:: Set task ::
Produce the listing below again, exactly as shown.

______________________________

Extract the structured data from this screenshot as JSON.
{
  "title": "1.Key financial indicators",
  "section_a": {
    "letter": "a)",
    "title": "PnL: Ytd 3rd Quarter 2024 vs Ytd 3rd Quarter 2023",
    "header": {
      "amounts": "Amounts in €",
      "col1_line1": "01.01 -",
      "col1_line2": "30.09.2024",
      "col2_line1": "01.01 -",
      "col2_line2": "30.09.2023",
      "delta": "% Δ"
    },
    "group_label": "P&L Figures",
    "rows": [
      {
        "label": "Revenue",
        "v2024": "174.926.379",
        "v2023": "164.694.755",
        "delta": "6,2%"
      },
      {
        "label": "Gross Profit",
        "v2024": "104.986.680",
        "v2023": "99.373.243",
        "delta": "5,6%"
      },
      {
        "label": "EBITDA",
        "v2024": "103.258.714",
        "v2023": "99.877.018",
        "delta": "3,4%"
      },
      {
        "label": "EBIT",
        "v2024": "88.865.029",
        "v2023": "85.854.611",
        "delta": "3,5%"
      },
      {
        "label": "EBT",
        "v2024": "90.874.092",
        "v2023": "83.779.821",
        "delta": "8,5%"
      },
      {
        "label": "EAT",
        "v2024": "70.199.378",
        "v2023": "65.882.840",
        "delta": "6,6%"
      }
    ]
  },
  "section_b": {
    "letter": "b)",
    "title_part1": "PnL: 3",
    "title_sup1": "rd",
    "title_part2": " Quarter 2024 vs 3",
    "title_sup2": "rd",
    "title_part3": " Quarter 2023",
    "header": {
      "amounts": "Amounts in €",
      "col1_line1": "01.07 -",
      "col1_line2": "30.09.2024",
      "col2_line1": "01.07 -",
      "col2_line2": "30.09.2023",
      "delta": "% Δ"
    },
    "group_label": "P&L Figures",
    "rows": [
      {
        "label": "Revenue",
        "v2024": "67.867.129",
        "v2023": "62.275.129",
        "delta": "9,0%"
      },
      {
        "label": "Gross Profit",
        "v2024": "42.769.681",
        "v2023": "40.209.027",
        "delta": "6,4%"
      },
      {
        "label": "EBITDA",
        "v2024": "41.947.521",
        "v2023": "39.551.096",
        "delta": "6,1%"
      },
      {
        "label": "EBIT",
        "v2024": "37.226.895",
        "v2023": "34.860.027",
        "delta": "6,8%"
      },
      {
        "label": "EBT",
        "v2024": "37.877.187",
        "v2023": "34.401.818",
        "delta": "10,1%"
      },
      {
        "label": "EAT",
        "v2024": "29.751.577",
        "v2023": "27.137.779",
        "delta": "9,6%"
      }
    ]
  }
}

______________________________

:: Solution ::
Extract the structured data from this screenshot as JSON.
{
  "title": "1.Key financial indicators",
  "section_a": {
    "letter": "a)",
    "title": "PnL: Ytd 3rd Quarter 2024 vs Ytd 3rd Quarter 2023",
    "header": {
      "amounts": "Amounts in €",
      "col1_line1": "01.01 -",
      "col1_line2": "30.09.2024",
      "col2_line1": "01.01 -",
      "col2_line2": "30.09.2023",
      "delta": "% Δ"
    },
    "group_label": "P&L Figures",
    "rows": [
      {
        "label": "Revenue",
        "v2024": "174.926.379",
        "v2023": "164.694.755",
        "delta": "6,2%"
      },
      {
        "label": "Gross Profit",
        "v2024": "104.986.680",
        "v2023": "99.373.243",
        "delta": "5,6%"
      },
      {
        "label": "EBITDA",
        "v2024": "103.258.714",
        "v2023": "99.877.018",
        "delta": "3,4%"
      },
      {
        "label": "EBIT",
        "v2024": "88.865.029",
        "v2023": "85.854.611",
        "delta": "3,5%"
      },
      {
        "label": "EBT",
        "v2024": "90.874.092",
        "v2023": "83.779.821",
        "delta": "8,5%"
      },
      {
        "label": "EAT",
        "v2024": "70.199.378",
        "v2023": "65.882.840",
        "delta": "6,6%"
      }
    ]
  },
  "section_b": {
    "letter": "b)",
    "title_part1": "PnL: 3",
    "title_sup1": "rd",
    "title_part2": " Quarter 2024 vs 3",
    "title_sup2": "rd",
    "title_part3": " Quarter 2023",
    "header": {
      "amounts": "Amounts in €",
      "col1_line1": "01.07 -",
      "col1_line2": "30.09.2024",
      "col2_line1": "01.07 -",
      "col2_line2": "30.09.2023",
      "delta": "% Δ"
    },
    "group_label": "P&L Figures",
    "rows": [
      {
        "label": "Revenue",
        "v2024": "67.867.129",
        "v2023": "62.275.129",
        "delta": "9,0%"
      },
      {
        "label": "Gross Profit",
        "v2024": "42.769.681",
        "v2023": "40.209.027",
        "delta": "6,4%"
      },
      {
        "label": "EBITDA",
        "v2024": "41.947.521",
        "v2023": "39.551.096",
        "delta": "6,1%"
      },
      {
        "label": "EBIT",
        "v2024": "37.226.895",
        "v2023": "34.860.027",
        "delta": "6,8%"
      },
      {
        "label": "EBT",
        "v2024": "37.877.187",
        "v2023": "34.401.818",
        "delta": "10,1%"
      },
      {
        "label": "EAT",
        "v2024": "29.751.577",
        "v2023": "27.137.779",
        "delta": "9,6%"
      }
    ]
  }
}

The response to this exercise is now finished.